- _EXERCISE GOAL_
Transcribe all of the records word for word, but omit the pictures.

── DATA SHOWN

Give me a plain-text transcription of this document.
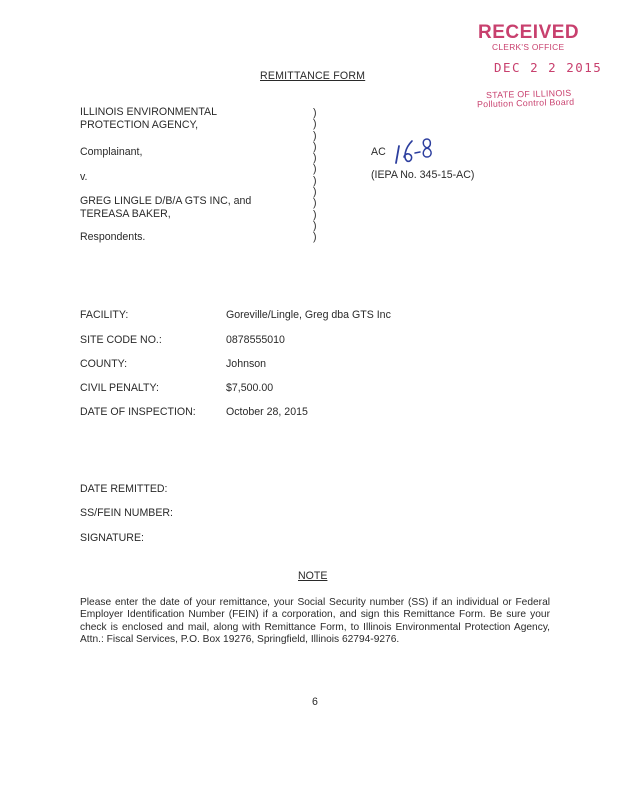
RECEIVED
CLERK'S OFFICE
DEC 2 2 2015
STATE OF ILLINOIS
Pollution Control Board
REMITTANCE FORM
ILLINOIS ENVIRONMENTAL
PROTECTION AGENCY,
Complainant,
v.
GREG LINGLE D/B/A GTS INC, and
TEREASA BAKER,
Respondents.
)
)
)
)
)
)
)
)
)
)
)
)
AC
(IEPA No. 345-15-AC)
FACILITY:	Goreville/Lingle, Greg dba GTS Inc
SITE CODE NO.:	0878555010
COUNTY:	Johnson
CIVIL PENALTY:	$7,500.00
DATE OF INSPECTION:	October 28, 2015
DATE REMITTED:
SS/FEIN NUMBER:
SIGNATURE:
NOTE
Please enter the date of your remittance, your Social Security number (SS) if an individual or Federal Employer Identification Number (FEIN) if a corporation, and sign this Remittance Form. Be sure your check is enclosed and mail, along with Remittance Form, to Illinois Environmental Protection Agency, Attn.: Fiscal Services, P.O. Box 19276, Springfield, Illinois 62794-9276.
6
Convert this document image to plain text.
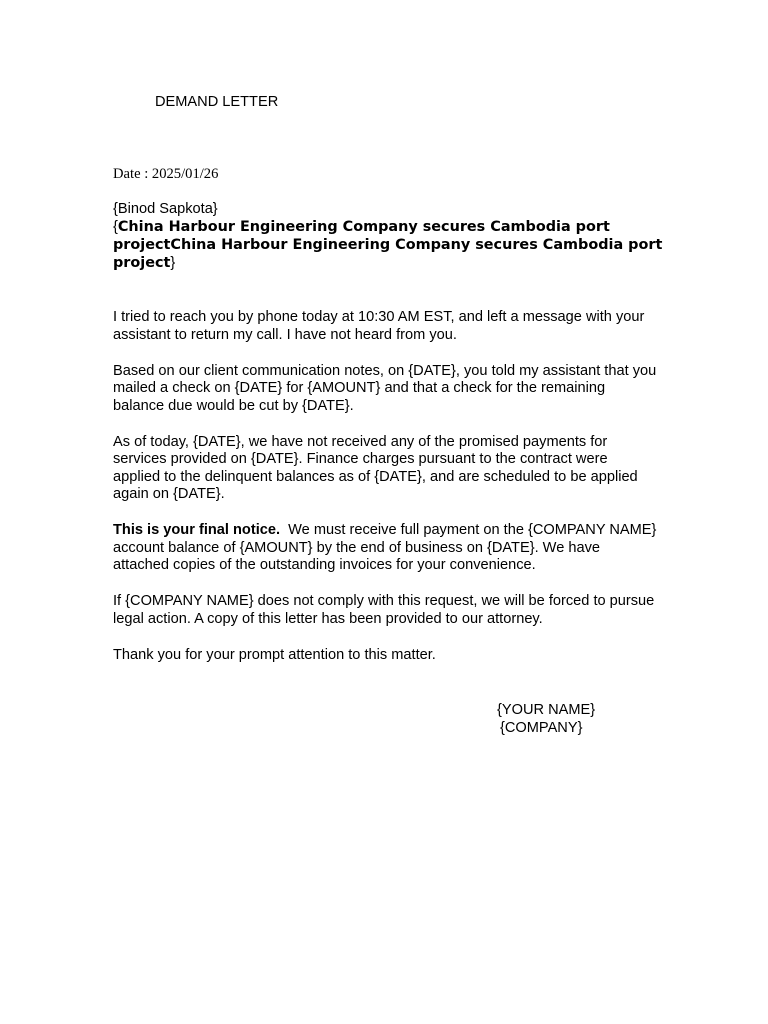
DEMAND LETTER
Date : 2025/01/26
{Binod Sapkota}
{China Harbour Engineering Company secures Cambodia port projectChina Harbour Engineering Company secures Cambodia port project}

I tried to reach you by phone today at 10:30 AM EST, and left a message with your assistant to return my call. I have not heard from you.

Based on our client communication notes, on {DATE}, you told my assistant that you mailed a check on {DATE} for {AMOUNT} and that a check for the remaining balance due would be cut by {DATE}.

As of today, {DATE}, we have not received any of the promised payments for services provided on {DATE}. Finance charges pursuant to the contract were applied to the delinquent balances as of {DATE}, and are scheduled to be applied again on {DATE}.

This is your final notice.  We must receive full payment on the {COMPANY NAME} account balance of {AMOUNT} by the end of business on {DATE}. We have attached copies of the outstanding invoices for your convenience.

If {COMPANY NAME} does not comply with this request, we will be forced to pursue legal action. A copy of this letter has been provided to our attorney.

Thank you for your prompt attention to this matter.

{YOUR NAME}
{COMPANY}
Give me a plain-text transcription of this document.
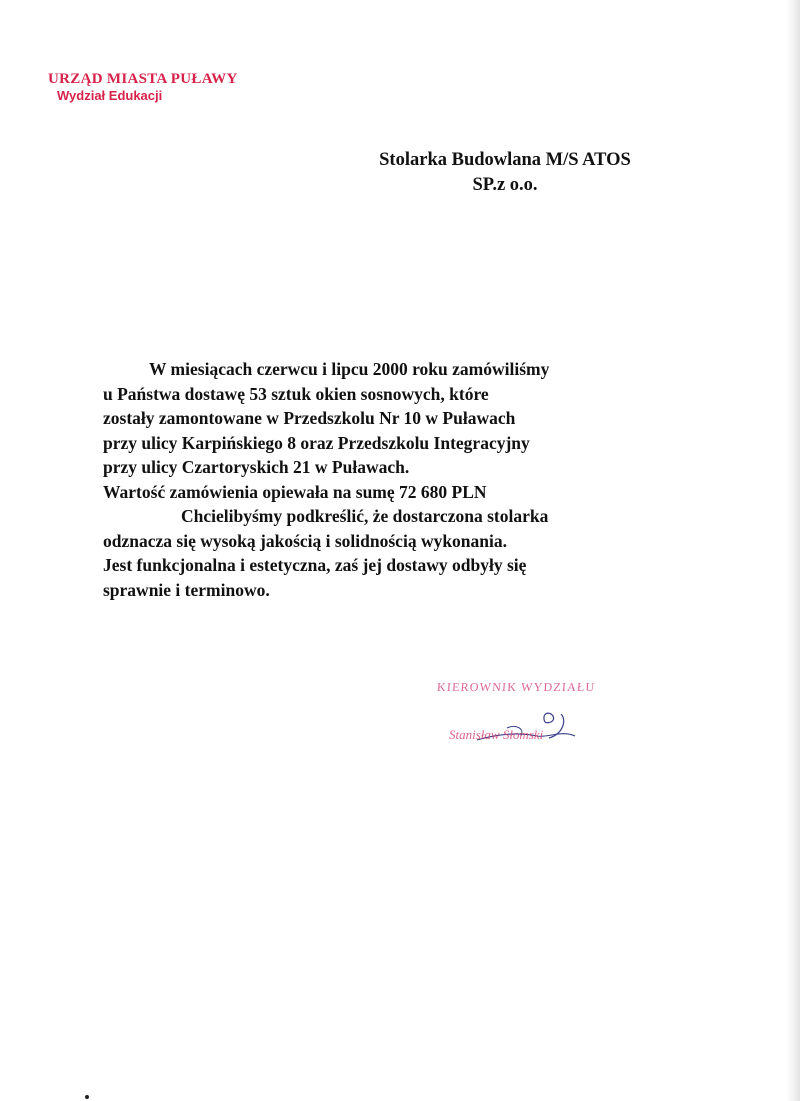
URZĄD MIASTA PUŁAWY
Wydział Edukacji
Stolarka Budowlana M/S ATOS
SP.z o.o.

W miesiącach czerwcu i lipcu 2000 roku zamówiliśmy

u Państwa dostawę 53 sztuk okien sosnowych, które

zostały zamontowane w Przedszkolu Nr 10 w Puławach

przy ulicy Karpińskiego 8 oraz Przedszkolu Integracyjny

przy ulicy Czartoryskich 21 w Puławach.

Wartość zamówienia opiewała na sumę 72 680 PLN

Chcielibyśmy podkreślić, że dostarczona stolarka

odznacza się wysoką jakością i solidnością wykonania.

Jest funkcjonalna i estetyczna, zaś jej dostawy odbyły się

sprawnie i terminowo.

KIEROWNIK WYDZIAŁU
Stanisław Słomski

────

- _RESULT FOR THIS EXERCISE_
Give me a plain-text transcription of this document.
RECEIVED
CLERK'S OFFICE
DEC 2 2 2015
STATE OF ILLINOIS
Pollution Control Board
REMITTANCE FORM
ILLINOIS ENVIRONMENTAL
PROTECTION AGENCY,
Complainant,
v.
GREG LINGLE D/B/A GTS INC, and
TEREASA BAKER,
Respondents.
)
)
)
)
)
)
)
)
)
)
)
)
AC
(IEPA No. 345-15-AC)
FACILITY:	Goreville/Lingle, Greg dba GTS Inc
SITE CODE NO.:	0878555010
COUNTY:	Johnson
CIVIL PENALTY:	$7,500.00
DATE OF INSPECTION:	October 28, 2015
DATE REMITTED:
SS/FEIN NUMBER:
SIGNATURE:
NOTE
Please enter the date of your remittance, your Social Security number (SS) if an individual or Federal Employer Identification Number (FEIN) if a corporation, and sign this Remittance Form. Be sure your check is enclosed and mail, along with Remittance Form, to Illinois Environmental Protection Agency, Attn.: Fiscal Services, P.O. Box 19276, Springfield, Illinois 62794-9276.
6
Convert this document image to plain text.
DEMAND LETTER
Date : 2025/01/26
{Binod Sapkota}
{China Harbour Engineering Company secures Cambodia port projectChina Harbour Engineering Company secures Cambodia port project}

I tried to reach you by phone today at 10:30 AM EST, and left a message with your assistant to return my call. I have not heard from you.

Based on our client communication notes, on {DATE}, you told my assistant that you mailed a check on {DATE} for {AMOUNT} and that a check for the remaining balance due would be cut by {DATE}.

As of today, {DATE}, we have not received any of the promised payments for services provided on {DATE}. Finance charges pursuant to the contract were applied to the delinquent balances as of {DATE}, and are scheduled to be applied again on {DATE}.

This is your final notice.  We must receive full payment on the {COMPANY NAME} account balance of {AMOUNT} by the end of business on {DATE}. We have attached copies of the outstanding invoices for your convenience.

If {COMPANY NAME} does not comply with this request, we will be forced to pursue legal action. A copy of this letter has been provided to our attorney.

Thank you for your prompt attention to this matter.

{YOUR NAME}
{COMPANY}
Give me a plain-text transcription of this document.
URZĄD MIASTA PUŁAWY
Wydział Edukacji
Stolarka Budowlana M/S ATOS
SP.z o.o.

W miesiącach czerwcu i lipcu 2000 roku zamówiliśmy

u Państwa dostawę 53 sztuk okien sosnowych, które

zostały zamontowane w Przedszkolu Nr 10 w Puławach

przy ulicy Karpińskiego 8 oraz Przedszkolu Integracyjny

przy ulicy Czartoryskich 21 w Puławach.

Wartość zamówienia opiewała na sumę 72 680 PLN

Chcielibyśmy podkreślić, że dostarczona stolarka

odznacza się wysoką jakością i solidnością wykonania.

Jest funkcjonalna i estetyczna, zaś jej dostawy odbyły się

sprawnie i terminowo.

KIEROWNIK WYDZIAŁU
Stanisław Słomski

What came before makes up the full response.